Review the listing and copy each line that holds the word "South".

⁂

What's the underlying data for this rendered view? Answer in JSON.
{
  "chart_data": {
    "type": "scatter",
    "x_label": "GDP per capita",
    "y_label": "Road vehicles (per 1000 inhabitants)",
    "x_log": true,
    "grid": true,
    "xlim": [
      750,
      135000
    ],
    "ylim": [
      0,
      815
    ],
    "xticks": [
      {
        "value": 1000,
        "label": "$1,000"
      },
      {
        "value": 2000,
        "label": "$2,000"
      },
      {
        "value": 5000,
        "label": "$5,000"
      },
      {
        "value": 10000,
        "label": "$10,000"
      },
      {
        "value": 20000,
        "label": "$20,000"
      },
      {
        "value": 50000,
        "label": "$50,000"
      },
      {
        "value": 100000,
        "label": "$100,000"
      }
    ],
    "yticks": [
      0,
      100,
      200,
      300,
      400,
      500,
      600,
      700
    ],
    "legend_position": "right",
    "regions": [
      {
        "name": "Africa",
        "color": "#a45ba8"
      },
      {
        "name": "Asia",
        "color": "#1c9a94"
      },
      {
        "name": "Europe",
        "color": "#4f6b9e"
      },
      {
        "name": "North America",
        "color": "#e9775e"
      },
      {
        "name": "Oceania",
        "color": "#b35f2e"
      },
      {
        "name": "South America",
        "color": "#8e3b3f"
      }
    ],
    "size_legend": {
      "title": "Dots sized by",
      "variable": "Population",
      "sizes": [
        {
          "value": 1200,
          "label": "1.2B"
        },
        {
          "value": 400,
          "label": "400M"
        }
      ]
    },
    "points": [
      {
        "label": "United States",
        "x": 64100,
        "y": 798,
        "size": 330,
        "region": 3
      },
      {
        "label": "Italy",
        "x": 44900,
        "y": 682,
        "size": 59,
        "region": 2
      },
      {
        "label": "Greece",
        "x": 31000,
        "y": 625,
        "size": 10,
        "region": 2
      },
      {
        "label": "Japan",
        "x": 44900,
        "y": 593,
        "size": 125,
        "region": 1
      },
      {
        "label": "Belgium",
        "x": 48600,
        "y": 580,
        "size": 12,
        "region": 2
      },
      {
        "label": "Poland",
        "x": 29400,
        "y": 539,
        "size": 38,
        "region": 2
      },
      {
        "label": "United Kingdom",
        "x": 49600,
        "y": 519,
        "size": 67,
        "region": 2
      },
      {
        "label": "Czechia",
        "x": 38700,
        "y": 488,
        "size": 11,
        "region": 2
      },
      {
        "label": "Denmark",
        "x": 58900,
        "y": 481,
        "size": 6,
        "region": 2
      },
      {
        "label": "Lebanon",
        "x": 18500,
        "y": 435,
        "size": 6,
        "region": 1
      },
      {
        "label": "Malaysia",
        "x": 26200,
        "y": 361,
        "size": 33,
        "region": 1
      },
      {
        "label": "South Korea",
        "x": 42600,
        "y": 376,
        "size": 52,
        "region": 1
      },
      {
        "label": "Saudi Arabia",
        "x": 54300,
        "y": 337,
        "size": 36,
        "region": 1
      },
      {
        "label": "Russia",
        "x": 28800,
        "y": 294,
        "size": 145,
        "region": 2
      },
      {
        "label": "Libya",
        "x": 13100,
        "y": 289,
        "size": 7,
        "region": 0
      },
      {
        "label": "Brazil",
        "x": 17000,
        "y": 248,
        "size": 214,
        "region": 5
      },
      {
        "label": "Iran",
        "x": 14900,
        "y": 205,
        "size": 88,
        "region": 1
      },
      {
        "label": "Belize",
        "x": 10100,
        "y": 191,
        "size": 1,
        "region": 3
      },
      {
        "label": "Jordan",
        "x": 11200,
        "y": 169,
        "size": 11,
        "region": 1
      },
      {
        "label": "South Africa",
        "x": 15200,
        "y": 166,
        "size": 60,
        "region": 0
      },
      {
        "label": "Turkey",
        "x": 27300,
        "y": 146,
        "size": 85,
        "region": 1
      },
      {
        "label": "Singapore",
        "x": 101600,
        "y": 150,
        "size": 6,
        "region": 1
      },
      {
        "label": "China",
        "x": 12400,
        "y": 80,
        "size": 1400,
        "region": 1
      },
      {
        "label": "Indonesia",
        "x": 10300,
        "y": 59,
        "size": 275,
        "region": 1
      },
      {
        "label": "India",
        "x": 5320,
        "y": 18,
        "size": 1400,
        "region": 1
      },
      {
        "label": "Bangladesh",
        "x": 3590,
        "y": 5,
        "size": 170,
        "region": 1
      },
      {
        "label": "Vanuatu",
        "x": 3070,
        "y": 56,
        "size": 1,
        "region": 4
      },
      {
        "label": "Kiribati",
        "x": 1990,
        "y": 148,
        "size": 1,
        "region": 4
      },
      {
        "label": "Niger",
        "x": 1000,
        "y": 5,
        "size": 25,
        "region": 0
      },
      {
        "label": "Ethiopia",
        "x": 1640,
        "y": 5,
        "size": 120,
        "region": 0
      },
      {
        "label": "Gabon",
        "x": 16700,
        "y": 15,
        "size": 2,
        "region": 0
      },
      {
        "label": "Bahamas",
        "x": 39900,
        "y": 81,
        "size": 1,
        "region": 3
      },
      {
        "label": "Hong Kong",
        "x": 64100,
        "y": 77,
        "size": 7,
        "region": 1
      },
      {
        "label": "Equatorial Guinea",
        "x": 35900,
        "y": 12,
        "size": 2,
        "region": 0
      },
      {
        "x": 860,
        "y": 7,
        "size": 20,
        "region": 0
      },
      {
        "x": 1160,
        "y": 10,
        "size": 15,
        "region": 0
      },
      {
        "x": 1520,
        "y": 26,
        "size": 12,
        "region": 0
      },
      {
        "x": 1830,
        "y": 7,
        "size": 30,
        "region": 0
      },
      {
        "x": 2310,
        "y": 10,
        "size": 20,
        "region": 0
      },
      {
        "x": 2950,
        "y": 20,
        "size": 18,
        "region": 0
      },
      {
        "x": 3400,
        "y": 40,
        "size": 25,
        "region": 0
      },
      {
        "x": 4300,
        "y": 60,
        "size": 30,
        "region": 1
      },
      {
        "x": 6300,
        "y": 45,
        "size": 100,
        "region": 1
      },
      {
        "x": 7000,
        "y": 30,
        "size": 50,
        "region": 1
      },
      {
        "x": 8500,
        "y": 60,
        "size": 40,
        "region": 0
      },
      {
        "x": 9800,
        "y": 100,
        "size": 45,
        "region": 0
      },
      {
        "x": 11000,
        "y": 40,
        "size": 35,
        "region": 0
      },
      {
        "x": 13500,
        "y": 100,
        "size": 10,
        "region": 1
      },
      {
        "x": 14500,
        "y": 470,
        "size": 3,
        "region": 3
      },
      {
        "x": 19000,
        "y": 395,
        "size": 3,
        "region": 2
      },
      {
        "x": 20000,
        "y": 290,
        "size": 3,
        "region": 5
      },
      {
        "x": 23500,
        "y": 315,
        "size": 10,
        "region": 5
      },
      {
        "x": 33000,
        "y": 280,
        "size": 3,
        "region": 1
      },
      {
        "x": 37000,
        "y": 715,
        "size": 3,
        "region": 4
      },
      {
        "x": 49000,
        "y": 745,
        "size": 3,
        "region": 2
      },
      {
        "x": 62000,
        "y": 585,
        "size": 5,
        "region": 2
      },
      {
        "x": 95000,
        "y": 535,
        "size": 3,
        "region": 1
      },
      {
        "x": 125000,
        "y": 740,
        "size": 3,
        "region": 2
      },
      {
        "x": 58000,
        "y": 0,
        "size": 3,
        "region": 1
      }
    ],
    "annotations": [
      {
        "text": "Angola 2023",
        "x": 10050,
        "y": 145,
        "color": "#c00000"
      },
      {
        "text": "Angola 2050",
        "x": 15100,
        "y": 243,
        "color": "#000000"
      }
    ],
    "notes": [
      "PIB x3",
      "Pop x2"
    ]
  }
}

⁂

- Exercise result
        "name": "South America",
        "label": "South Korea",
        "label": "South Africa",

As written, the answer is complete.